> _What is needed_: Look through the lines below and extract any with the word "proyectos".

> _Records shown_:

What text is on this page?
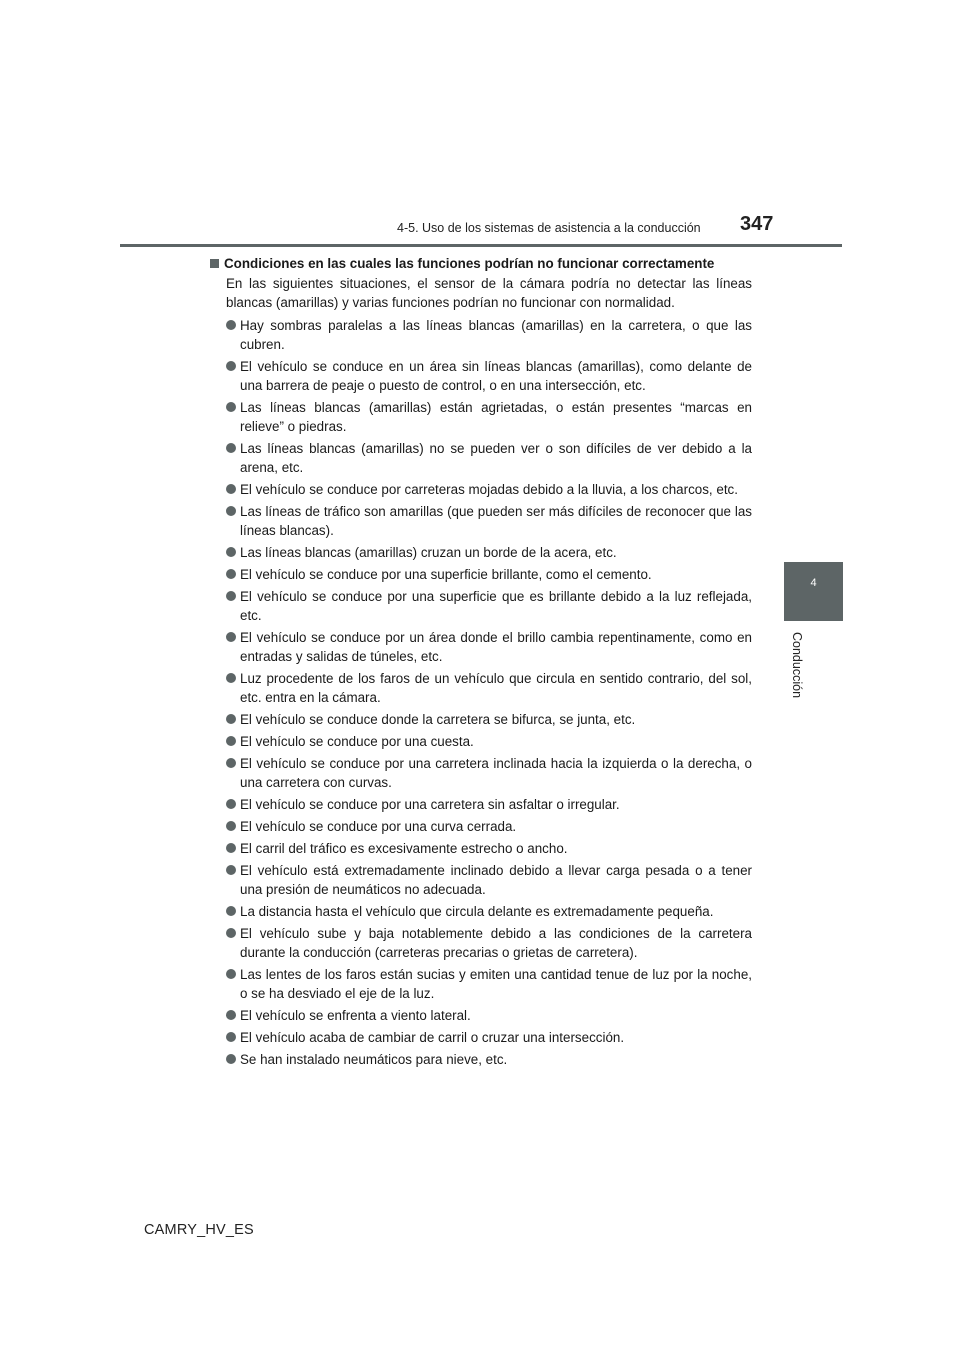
4-5. Uso de los sistemas de asistencia a la conducción 347
4
Conducción
Condiciones en las cuales las funciones podrían no funcionar correctamente
En las siguientes situaciones, el sensor de la cámara podría no detectar las líneas blancas (amarillas) y varias funciones podrían no funcionar con normalidad.
Hay sombras paralelas a las líneas blancas (amarillas) en la carretera, o que las cubren.
El vehículo se conduce en un área sin líneas blancas (amarillas), como delante de una barrera de peaje o puesto de control, o en una intersección, etc.
Las líneas blancas (amarillas) están agrietadas, o están presentes “marcas en relieve” o piedras.
Las líneas blancas (amarillas) no se pueden ver o son difíciles de ver debido a la arena, etc.
El vehículo se conduce por carreteras mojadas debido a la lluvia, a los charcos, etc.
Las líneas de tráfico son amarillas (que pueden ser más difíciles de reconocer que las líneas blancas).
Las líneas blancas (amarillas) cruzan un borde de la acera, etc.
El vehículo se conduce por una superficie brillante, como el cemento.
El vehículo se conduce por una superficie que es brillante debido a la luz reflejada, etc.
El vehículo se conduce por un área donde el brillo cambia repentinamente, como en entradas y salidas de túneles, etc.
Luz procedente de los faros de un vehículo que circula en sentido contrario, del sol, etc. entra en la cámara.
El vehículo se conduce donde la carretera se bifurca, se junta, etc.
El vehículo se conduce por una cuesta.
El vehículo se conduce por una carretera inclinada hacia la izquierda o la derecha, o una carretera con curvas.
El vehículo se conduce por una carretera sin asfaltar o irregular.
El vehículo se conduce por una curva cerrada.
El carril del tráfico es excesivamente estrecho o ancho.
El vehículo está extremadamente inclinado debido a llevar carga pesada o a tener una presión de neumáticos no adecuada.
La distancia hasta el vehículo que circula delante es extremadamente pequeña.
El vehículo sube y baja notablemente debido a las condiciones de la carretera durante la conducción (carreteras precarias o grietas de carretera).
Las lentes de los faros están sucias y emiten una cantidad tenue de luz por la noche, o se ha desviado el eje de la luz.
El vehículo se enfrenta a viento lateral.
El vehículo acaba de cambiar de carril o cruzar una intersección.
Se han instalado neumáticos para nieve, etc.
CAMRY_HV_ES
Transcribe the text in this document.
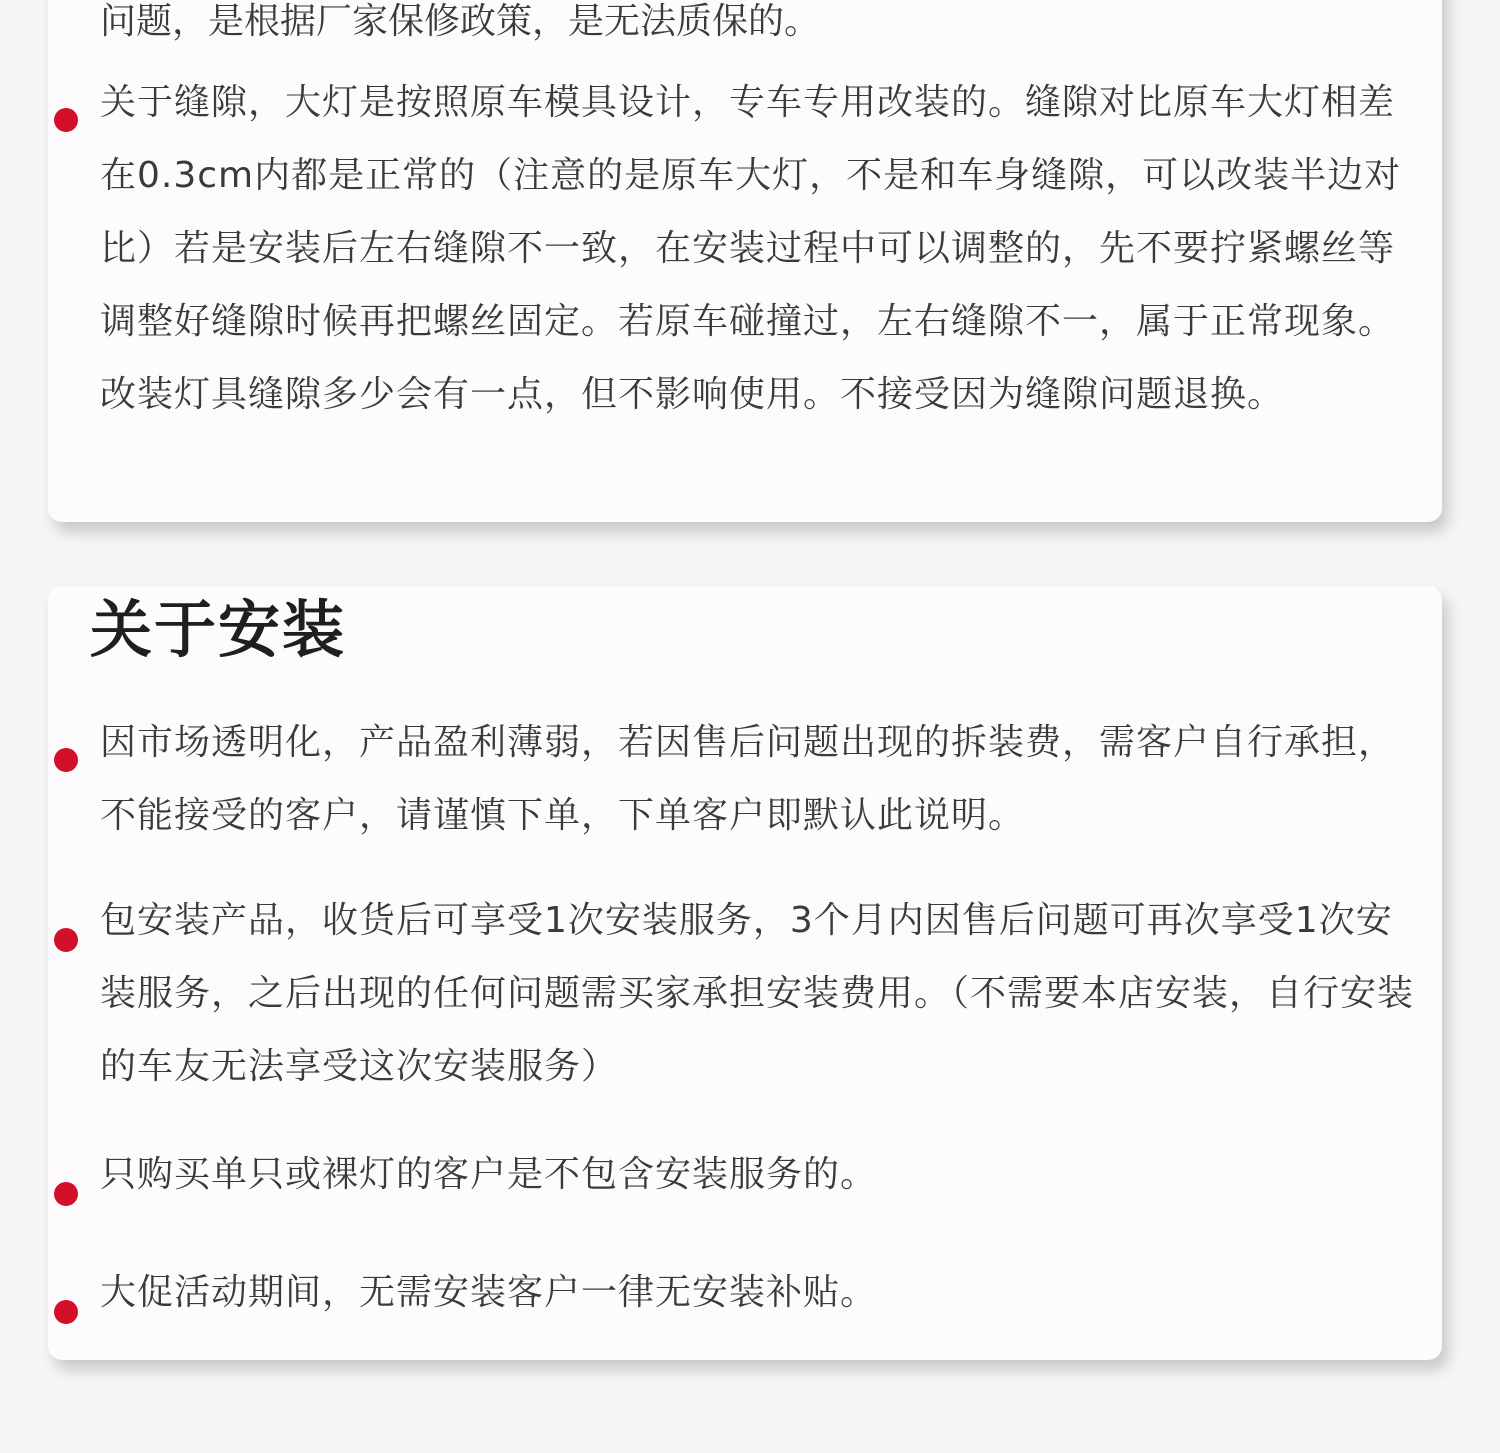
问题，是根据厂家保修政策，是无法质保的。
关于缝隙，大灯是按照原车模具设计，专车专用改装的。缝隙对比原车大灯相差在0.3cm内都是正常的（注意的是原车大灯，不是和车身缝隙，可以改装半边对比）若是安装后左右缝隙不一致，在安装过程中可以调整的，先不要拧紧螺丝等调整好缝隙时候再把螺丝固定。若原车碰撞过，左右缝隙不一，属于正常现象。改装灯具缝隙多少会有一点，但不影响使用。不接受因为缝隙问题退换。
关于安装
因市场透明化，产品盈利薄弱，若因售后问题出现的拆装费，需客户自行承担，不能接受的客户，请谨慎下单，下单客户即默认此说明。
包安装产品，收货后可享受1次安装服务，3个月内因售后问题可再次享受1次安装服务，之后出现的任何问题需买家承担安装费用。（不需要本店安装，自行安装的车友无法享受这次安装服务）
只购买单只或裸灯的客户是不包含安装服务的。
大促活动期间，无需安装客户一律无安装补贴。
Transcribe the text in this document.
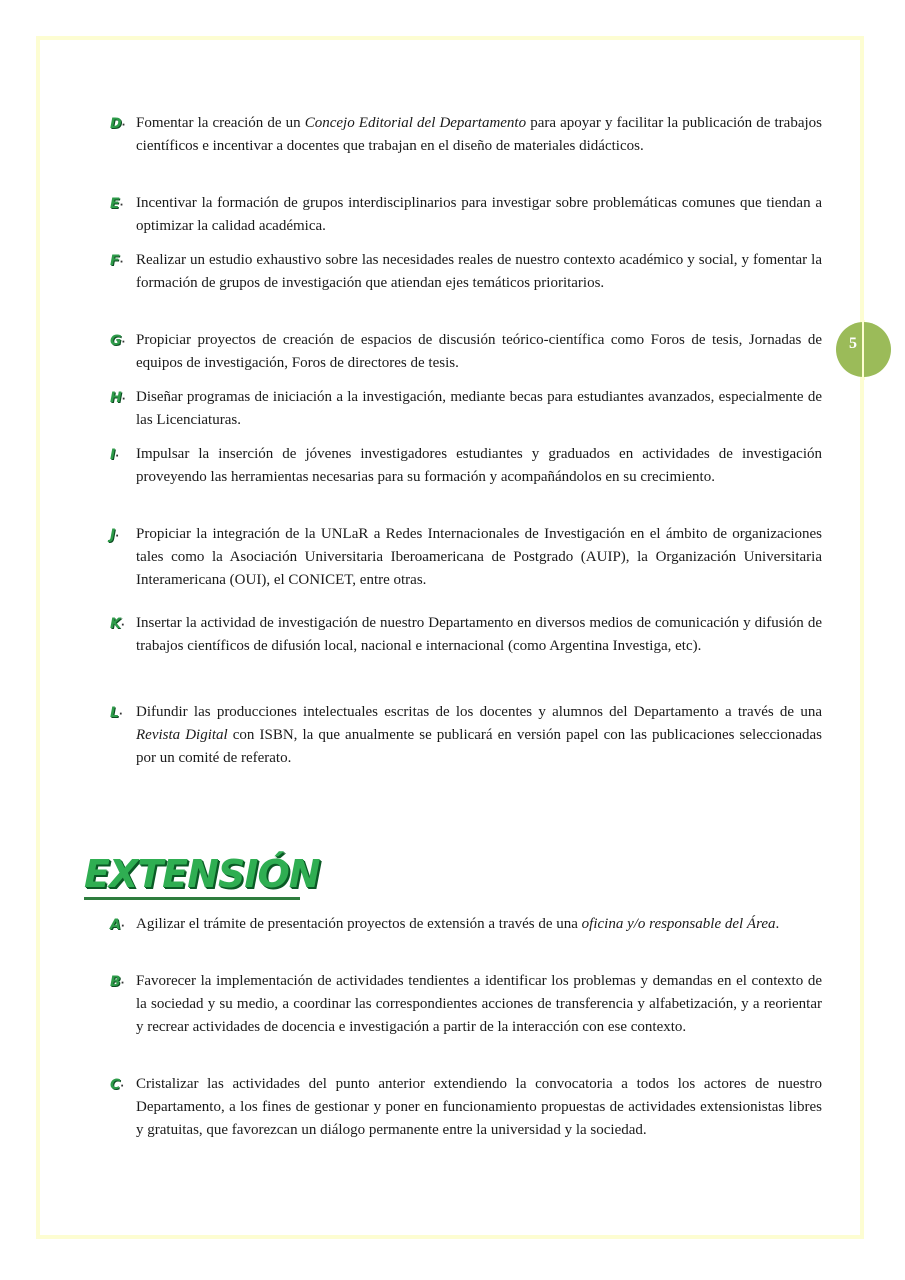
5
D· Fomentar la creación de un Concejo Editorial del Departamento para apoyar y facilitar la publicación de trabajos científicos e incentivar a docentes que trabajan en el diseño de materiales didácticos.
E· Incentivar la formación de grupos interdisciplinarios para investigar sobre problemáticas comunes que tiendan a optimizar la calidad académica.
F· Realizar un estudio exhaustivo sobre las necesidades reales de nuestro contexto académico y social, y fomentar la formación de grupos de investigación que atiendan ejes temáticos prioritarios.
G· Propiciar proyectos de creación de espacios de discusión teórico-científica como Foros de tesis, Jornadas de equipos de investigación, Foros de directores de tesis.
H· Diseñar programas de iniciación a la investigación, mediante becas para estudiantes avanzados, especialmente de las Licenciaturas.
I·	Impulsar la inserción de jóvenes investigadores estudiantes y graduados en actividades de investigación proveyendo las herramientas necesarias para su formación y acompañándolos en su crecimiento.
J·	Propiciar la integración de la UNLaR a Redes Internacionales de Investigación en el ámbito de organizaciones tales como la Asociación Universitaria Iberoamericana de Postgrado (AUIP), la Organización Universitaria Interamericana (OUI), el CONICET, entre otras.
K· Insertar la actividad de investigación de nuestro Departamento en diversos medios de comunicación y difusión de trabajos científicos de difusión local, nacional e internacional (como Argentina Investiga, etc).
L· Difundir las producciones intelectuales escritas de los docentes y alumnos del Departamento a través de una Revista Digital con ISBN, la que anualmente se publicará en versión papel con las publicaciones seleccionadas por un comité de referato.
EXTENSIÓN
A· Agilizar el trámite de presentación proyectos de extensión a través de una oficina y/o responsable del Área.
B· Favorecer la implementación de actividades tendientes a identificar los problemas y demandas en el contexto de la sociedad y su medio, a coordinar las correspondientes acciones de transferencia y alfabetización, y a reorientar y recrear actividades de docencia e investigación a partir de la interacción con ese contexto.
C· Cristalizar las actividades del punto anterior extendiendo la convocatoria a todos los actores de nuestro Departamento, a los fines de gestionar y poner en funcionamiento propuestas de actividades extensionistas libres y gratuitas, que favorezcan un diálogo permanente entre la universidad y la sociedad.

> _Output_:
G· Propiciar proyectos de creación de espacios de discusión teórico-científica como Foros de tesis, Jornadas de equipos de investigación, Foros de directores de tesis.
A· Agilizar el trámite de presentación proyectos de extensión a través de una oficina y/o responsable del Área.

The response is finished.